*Objective*. Collect every line below that contains the word "JSON".

* begin *

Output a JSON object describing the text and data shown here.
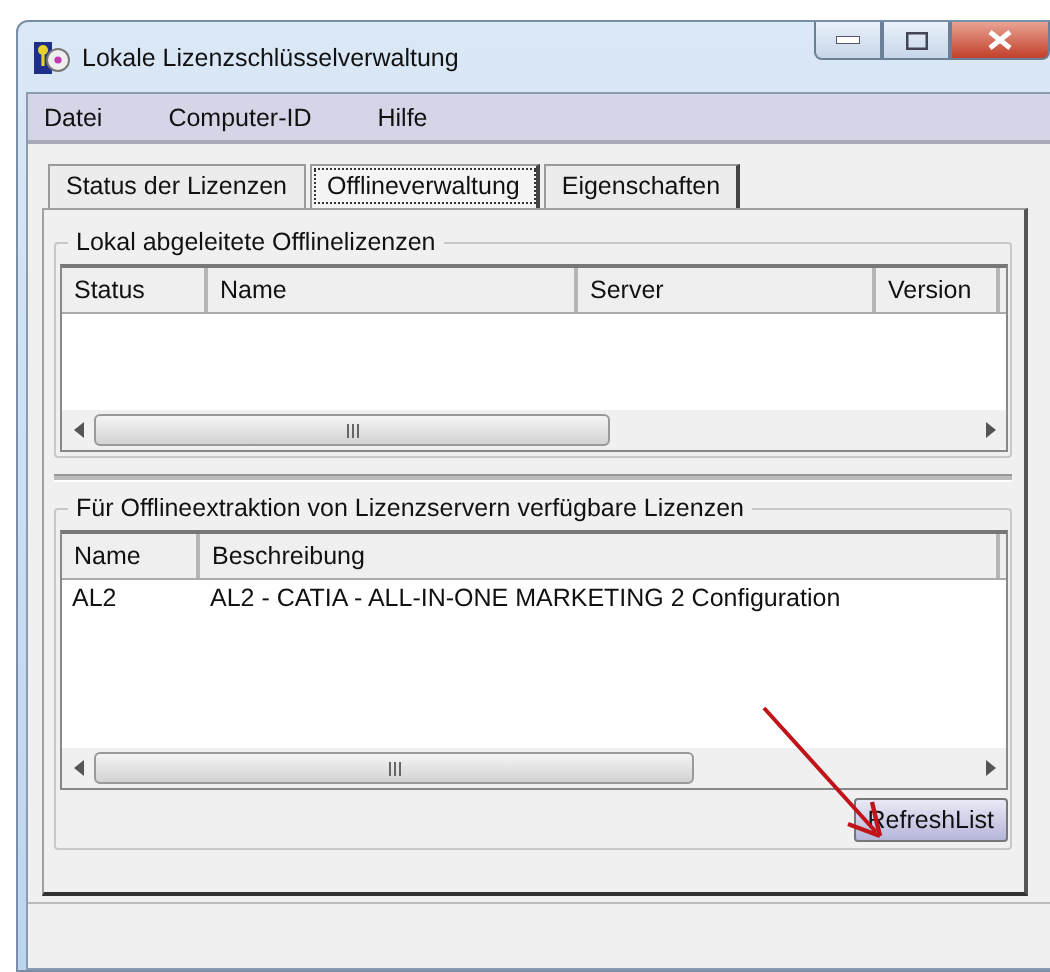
{
  "window": {
    "title": "Lokale Lizenzschlüsselverwaltung"
  },
  "menu": [
    {
      "label": "Datei"
    },
    {
      "label": "Computer-ID"
    },
    {
      "label": "Hilfe"
    }
  ],
  "tabs": [
    {
      "label": "Status der Lizenzen",
      "selected": false
    },
    {
      "label": "Offlineverwaltung",
      "selected": true
    },
    {
      "label": "Eigenschaften",
      "selected": false
    }
  ],
  "local_group": {
    "title": "Lokal abgeleitete Offlinelizenzen",
    "columns": [
      "Status",
      "Name",
      "Server",
      "Version"
    ]
  },
  "server_group": {
    "title": "Für Offlineextraktion von Lizenzservern verfügbare Lizenzen",
    "columns": [
      "Name",
      "Beschreibung"
    ],
    "rows": [
      {
        "cells": [
          "AL2",
          "AL2 - CATIA - ALL-IN-ONE MARKETING 2 Configuration"
        ]
      }
    ],
    "button": "RefreshList"
  }
}
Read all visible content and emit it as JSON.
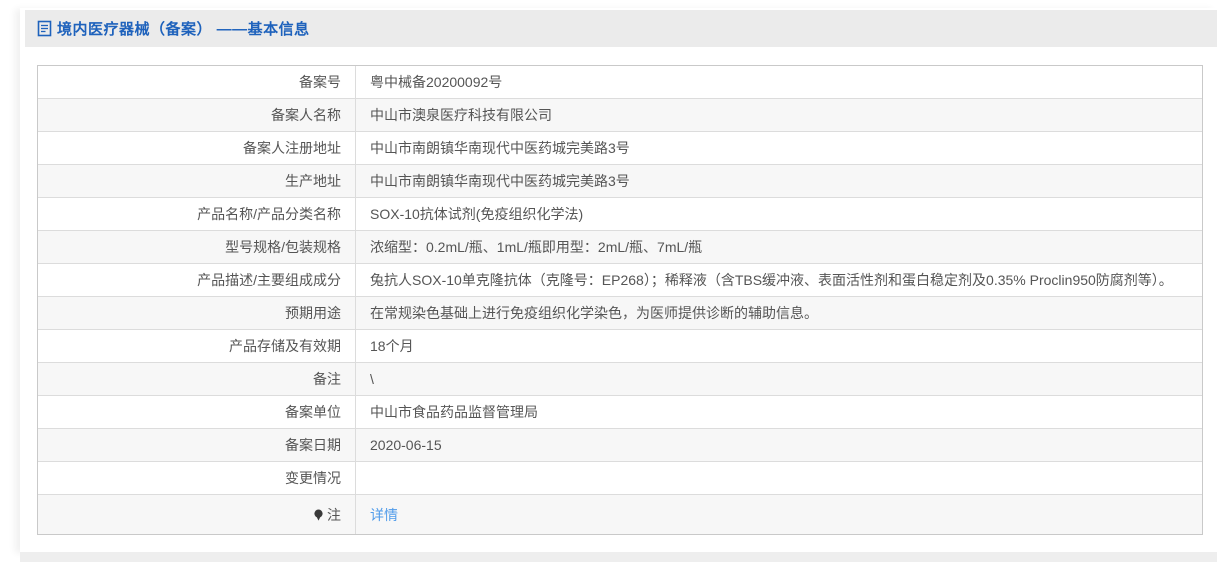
{
  "header": {
    "icon": "document-icon",
    "title": "境内医疗器械（备案） ——基本信息"
  },
  "table": {
    "rows": [
      {
        "label": "备案号",
        "value": "粤中械备20200092号"
      },
      {
        "label": "备案人名称",
        "value": "中山市澳泉医疗科技有限公司"
      },
      {
        "label": "备案人注册地址",
        "value": "中山市南朗镇华南现代中医药城完美路3号"
      },
      {
        "label": "生产地址",
        "value": "中山市南朗镇华南现代中医药城完美路3号"
      },
      {
        "label": "产品名称/产品分类名称",
        "value": "SOX-10抗体试剂(免疫组织化学法)"
      },
      {
        "label": "型号规格/包装规格",
        "value": "浓缩型：0.2mL/瓶、1mL/瓶即用型：2mL/瓶、7mL/瓶"
      },
      {
        "label": "产品描述/主要组成成分",
        "value": "兔抗人SOX-10单克隆抗体（克隆号：EP268）；稀释液（含TBS缓冲液、表面活性剂和蛋白稳定剂及0.35% Proclin950防腐剂等）。"
      },
      {
        "label": "预期用途",
        "value": "在常规染色基础上进行免疫组织化学染色，为医师提供诊断的辅助信息。"
      },
      {
        "label": "产品存储及有效期",
        "value": "18个月"
      },
      {
        "label": "备注",
        "value": "\\"
      },
      {
        "label": "备案单位",
        "value": "中山市食品药品监督管理局"
      },
      {
        "label": "备案日期",
        "value": "2020-06-15"
      },
      {
        "label": "变更情况",
        "value": ""
      },
      {
        "label": "注",
        "label_icon": "bulb-icon",
        "value": "",
        "link": "详情"
      }
    ]
  },
  "colors": {
    "title_blue": "#1e62bc",
    "link_blue": "#4f9bea",
    "alt_row_bg": "#f7f7f7",
    "table_border": "#c9c9c9",
    "row_border": "#dcdcdc",
    "header_bg": "#ebebeb",
    "text": "#555555"
  }
}
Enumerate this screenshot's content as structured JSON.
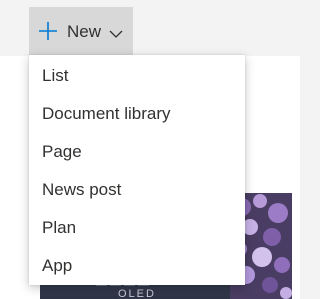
{
  "command_bar": {
    "new_label": "New",
    "icons": [
      "plus-icon",
      "chevron-down-icon"
    ]
  },
  "menu": {
    "items": [
      {
        "label": "List"
      },
      {
        "label": "Document library"
      },
      {
        "label": "Page"
      },
      {
        "label": "News post"
      },
      {
        "label": "Plan"
      },
      {
        "label": "App"
      }
    ]
  },
  "hero": {
    "text": "OLED"
  },
  "colors": {
    "accent": "#0078d4",
    "button_bg": "#d8d8d8",
    "text": "#323130"
  }
}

* end *

*Written answer*.
Output a JSON object describing the text and data shown here.
Read all visible content and emit it as JSON.
Enumerate this screenshot's content as structured JSON.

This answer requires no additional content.